> TASK GOAL
Return all lines where the word "Barra" can be found.

====== RECORDS TO PROCESS ======

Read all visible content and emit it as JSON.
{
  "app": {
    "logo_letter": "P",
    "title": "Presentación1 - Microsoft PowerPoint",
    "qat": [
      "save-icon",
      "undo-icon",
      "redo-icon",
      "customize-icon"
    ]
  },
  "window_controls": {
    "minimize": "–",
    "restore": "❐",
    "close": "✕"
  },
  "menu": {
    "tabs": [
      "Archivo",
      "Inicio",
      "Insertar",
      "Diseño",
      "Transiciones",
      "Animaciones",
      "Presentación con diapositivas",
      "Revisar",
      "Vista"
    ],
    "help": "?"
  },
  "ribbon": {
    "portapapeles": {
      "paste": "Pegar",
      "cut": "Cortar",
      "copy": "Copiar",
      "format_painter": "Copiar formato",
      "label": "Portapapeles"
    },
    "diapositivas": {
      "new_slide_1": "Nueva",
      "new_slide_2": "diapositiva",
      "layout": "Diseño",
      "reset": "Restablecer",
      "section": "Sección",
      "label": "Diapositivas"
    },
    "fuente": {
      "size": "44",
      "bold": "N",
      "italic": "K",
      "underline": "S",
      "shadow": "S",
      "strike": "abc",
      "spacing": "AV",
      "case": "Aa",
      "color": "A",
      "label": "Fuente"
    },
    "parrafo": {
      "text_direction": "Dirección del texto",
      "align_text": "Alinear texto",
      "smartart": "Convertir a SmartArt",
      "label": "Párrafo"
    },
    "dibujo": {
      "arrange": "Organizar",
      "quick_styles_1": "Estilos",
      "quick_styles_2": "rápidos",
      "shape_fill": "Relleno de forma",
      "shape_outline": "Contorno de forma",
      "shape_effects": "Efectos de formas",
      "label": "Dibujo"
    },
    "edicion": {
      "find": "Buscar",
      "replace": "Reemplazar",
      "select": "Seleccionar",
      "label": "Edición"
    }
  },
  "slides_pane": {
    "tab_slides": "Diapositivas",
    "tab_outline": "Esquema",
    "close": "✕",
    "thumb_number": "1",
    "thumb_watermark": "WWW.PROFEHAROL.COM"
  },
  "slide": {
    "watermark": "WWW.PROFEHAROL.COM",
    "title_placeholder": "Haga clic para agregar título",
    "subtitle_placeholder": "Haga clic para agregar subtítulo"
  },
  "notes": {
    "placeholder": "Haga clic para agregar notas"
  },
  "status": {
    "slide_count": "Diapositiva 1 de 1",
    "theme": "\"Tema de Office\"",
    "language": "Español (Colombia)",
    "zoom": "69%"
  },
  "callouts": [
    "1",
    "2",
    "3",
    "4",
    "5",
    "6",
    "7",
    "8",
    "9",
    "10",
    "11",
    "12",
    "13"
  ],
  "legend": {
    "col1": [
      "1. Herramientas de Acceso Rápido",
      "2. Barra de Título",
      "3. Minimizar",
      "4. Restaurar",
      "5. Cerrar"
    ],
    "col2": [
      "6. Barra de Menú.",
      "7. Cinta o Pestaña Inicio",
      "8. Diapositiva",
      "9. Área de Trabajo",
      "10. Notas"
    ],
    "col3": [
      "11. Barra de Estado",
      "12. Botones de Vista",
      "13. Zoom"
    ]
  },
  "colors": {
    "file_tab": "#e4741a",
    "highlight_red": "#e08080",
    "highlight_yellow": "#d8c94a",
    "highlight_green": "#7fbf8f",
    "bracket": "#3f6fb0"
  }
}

======

> TASK ANSWER
      "2. Barra de Título",
      "6. Barra de Menú.",
      "11. Barra de Estado",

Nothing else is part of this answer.